Collected data:
◆ ◆ ◆
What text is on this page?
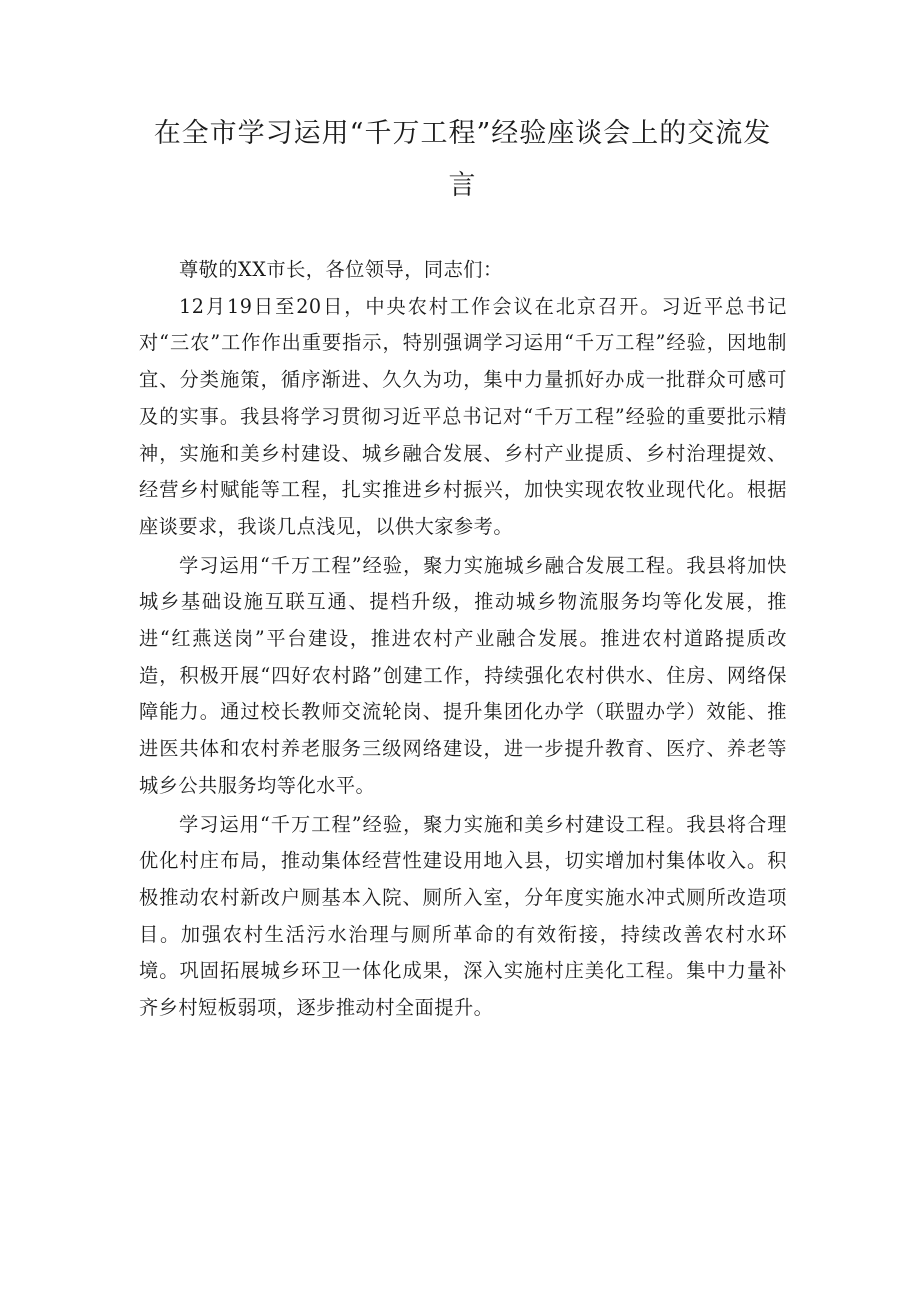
在全市学习运用“千万工程”经验座谈会上的交流发言

尊敬的XX市长，各位领导，同志们：

12月19日至20日，中央农村工作会议在北京召开。习近平总书记对“三农”工作作出重要指示，特别强调学习运用“千万工程”经验，因地制宜、分类施策，循序渐进、久久为功，集中力量抓好办成一批群众可感可及的实事。我县将学习贯彻习近平总书记对“千万工程”经验的重要批示精神，实施和美乡村建设、城乡融合发展、乡村产业提质、乡村治理提效、经营乡村赋能等工程，扎实推进乡村振兴，加快实现农牧业现代化。根据座谈要求，我谈几点浅见，以供大家参考。

学习运用“千万工程”经验，聚力实施城乡融合发展工程。我县将加快城乡基础设施互联互通、提档升级，推动城乡物流服务均等化发展，推进“红燕送岗”平台建设，推进农村产业融合发展。推进农村道路提质改造，积极开展“四好农村路”创建工作，持续强化农村供水、住房、网络保障能力。通过校长教师交流轮岗、提升集团化办学（联盟办学）效能、推进医共体和农村养老服务三级网络建设，进一步提升教育、医疗、养老等城乡公共服务均等化水平。

学习运用“千万工程”经验，聚力实施和美乡村建设工程。我县将合理优化村庄布局，推动集体经营性建设用地入县，切实增加村集体收入。积极推动农村新改户厕基本入院、厕所入室，分年度实施水冲式厕所改造项目。加强农村生活污水治理与厕所革命的有效衔接，持续改善农村水环境。巩固拓展城乡环卫一体化成果，深入实施村庄美化工程。集中力量补齐乡村短板弱项，逐步推动村全面提升。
◆ ◆ ◆
SHORT EXERCISE = Print out every entry above without changing a word, and leave out the pictures.

REPLY TO THE TASK =
What text is on this page?
在全市学习运用“千万工程”经验座谈会上的交流发言

尊敬的XX市长，各位领导，同志们：

12月19日至20日，中央农村工作会议在北京召开。习近平总书记对“三农”工作作出重要指示，特别强调学习运用“千万工程”经验，因地制宜、分类施策，循序渐进、久久为功，集中力量抓好办成一批群众可感可及的实事。我县将学习贯彻习近平总书记对“千万工程”经验的重要批示精神，实施和美乡村建设、城乡融合发展、乡村产业提质、乡村治理提效、经营乡村赋能等工程，扎实推进乡村振兴，加快实现农牧业现代化。根据座谈要求，我谈几点浅见，以供大家参考。

学习运用“千万工程”经验，聚力实施城乡融合发展工程。我县将加快城乡基础设施互联互通、提档升级，推动城乡物流服务均等化发展，推进“红燕送岗”平台建设，推进农村产业融合发展。推进农村道路提质改造，积极开展“四好农村路”创建工作，持续强化农村供水、住房、网络保障能力。通过校长教师交流轮岗、提升集团化办学（联盟办学）效能、推进医共体和农村养老服务三级网络建设，进一步提升教育、医疗、养老等城乡公共服务均等化水平。

学习运用“千万工程”经验，聚力实施和美乡村建设工程。我县将合理优化村庄布局，推动集体经营性建设用地入县，切实增加村集体收入。积极推动农村新改户厕基本入院、厕所入室，分年度实施水冲式厕所改造项目。加强农村生活污水治理与厕所革命的有效衔接，持续改善农村水环境。巩固拓展城乡环卫一体化成果，深入实施村庄美化工程。集中力量补齐乡村短板弱项，逐步推动村全面提升。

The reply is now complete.